Dataset records:

▬▬▬

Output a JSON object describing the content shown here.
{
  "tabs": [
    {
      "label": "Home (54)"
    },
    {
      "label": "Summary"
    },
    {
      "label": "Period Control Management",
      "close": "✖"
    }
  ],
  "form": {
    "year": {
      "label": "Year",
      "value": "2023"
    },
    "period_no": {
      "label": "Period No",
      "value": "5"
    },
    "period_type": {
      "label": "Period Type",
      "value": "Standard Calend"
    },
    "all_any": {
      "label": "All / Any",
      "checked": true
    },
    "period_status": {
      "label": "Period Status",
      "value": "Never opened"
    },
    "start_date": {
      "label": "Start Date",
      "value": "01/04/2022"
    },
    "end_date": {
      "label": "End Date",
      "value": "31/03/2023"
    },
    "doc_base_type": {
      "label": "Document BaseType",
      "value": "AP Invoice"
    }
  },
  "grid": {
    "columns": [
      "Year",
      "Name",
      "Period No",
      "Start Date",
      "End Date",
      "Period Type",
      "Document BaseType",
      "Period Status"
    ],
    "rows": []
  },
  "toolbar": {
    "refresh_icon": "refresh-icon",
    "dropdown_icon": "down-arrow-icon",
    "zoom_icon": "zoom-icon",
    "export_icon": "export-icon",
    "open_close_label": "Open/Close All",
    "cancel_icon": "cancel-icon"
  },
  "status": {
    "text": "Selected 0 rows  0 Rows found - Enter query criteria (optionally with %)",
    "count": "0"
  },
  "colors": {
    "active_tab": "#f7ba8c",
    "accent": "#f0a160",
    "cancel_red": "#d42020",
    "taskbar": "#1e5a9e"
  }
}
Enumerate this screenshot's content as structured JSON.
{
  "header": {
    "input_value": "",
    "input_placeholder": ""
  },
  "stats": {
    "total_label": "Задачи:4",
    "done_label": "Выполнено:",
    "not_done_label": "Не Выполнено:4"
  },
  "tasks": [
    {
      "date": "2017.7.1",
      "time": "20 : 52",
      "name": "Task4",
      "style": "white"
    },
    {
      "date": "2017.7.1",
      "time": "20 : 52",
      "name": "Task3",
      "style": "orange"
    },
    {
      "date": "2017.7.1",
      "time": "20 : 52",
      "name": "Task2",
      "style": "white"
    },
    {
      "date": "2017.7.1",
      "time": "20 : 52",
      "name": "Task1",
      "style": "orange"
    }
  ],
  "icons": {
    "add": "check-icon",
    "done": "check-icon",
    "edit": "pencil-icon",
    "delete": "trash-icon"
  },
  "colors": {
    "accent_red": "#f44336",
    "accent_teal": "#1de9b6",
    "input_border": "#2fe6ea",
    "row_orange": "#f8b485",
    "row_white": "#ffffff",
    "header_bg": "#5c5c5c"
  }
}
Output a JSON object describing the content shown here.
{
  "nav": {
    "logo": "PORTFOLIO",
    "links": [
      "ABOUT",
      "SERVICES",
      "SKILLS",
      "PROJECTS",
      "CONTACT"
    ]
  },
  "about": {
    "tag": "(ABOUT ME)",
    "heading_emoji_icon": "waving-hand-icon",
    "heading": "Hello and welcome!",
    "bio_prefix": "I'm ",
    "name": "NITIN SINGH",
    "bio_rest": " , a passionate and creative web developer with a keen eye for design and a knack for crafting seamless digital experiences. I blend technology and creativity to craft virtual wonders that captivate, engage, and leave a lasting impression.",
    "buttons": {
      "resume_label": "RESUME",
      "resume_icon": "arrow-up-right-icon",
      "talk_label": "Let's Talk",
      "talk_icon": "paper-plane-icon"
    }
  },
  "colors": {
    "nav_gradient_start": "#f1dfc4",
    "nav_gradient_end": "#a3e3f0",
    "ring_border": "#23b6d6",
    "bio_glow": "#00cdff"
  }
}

▬▬▬

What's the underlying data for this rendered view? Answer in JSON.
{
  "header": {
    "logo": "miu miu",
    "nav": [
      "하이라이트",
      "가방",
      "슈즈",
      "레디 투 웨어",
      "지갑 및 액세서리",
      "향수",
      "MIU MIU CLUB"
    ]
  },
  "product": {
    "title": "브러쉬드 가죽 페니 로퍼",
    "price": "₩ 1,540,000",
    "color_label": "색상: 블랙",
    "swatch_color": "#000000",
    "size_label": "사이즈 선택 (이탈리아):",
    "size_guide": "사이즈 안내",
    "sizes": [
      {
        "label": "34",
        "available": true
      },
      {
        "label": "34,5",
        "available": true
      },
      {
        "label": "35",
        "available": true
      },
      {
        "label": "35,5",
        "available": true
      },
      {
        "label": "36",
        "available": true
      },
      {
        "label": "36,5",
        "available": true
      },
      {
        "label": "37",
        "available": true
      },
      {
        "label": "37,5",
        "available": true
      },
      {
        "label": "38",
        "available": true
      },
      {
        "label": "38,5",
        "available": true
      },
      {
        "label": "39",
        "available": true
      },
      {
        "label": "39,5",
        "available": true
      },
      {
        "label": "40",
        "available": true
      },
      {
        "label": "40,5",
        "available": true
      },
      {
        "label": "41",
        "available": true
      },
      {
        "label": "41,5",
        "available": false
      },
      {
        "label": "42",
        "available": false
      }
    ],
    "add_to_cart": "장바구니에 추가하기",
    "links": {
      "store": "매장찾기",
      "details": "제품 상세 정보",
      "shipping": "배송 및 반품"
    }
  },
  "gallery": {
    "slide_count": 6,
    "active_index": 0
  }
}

▬▬▬

* Exercise description:
Copy each line from the data above that includes "BaseType".

* Result for this exercise:
      "label": "Document BaseType",
      "Document BaseType",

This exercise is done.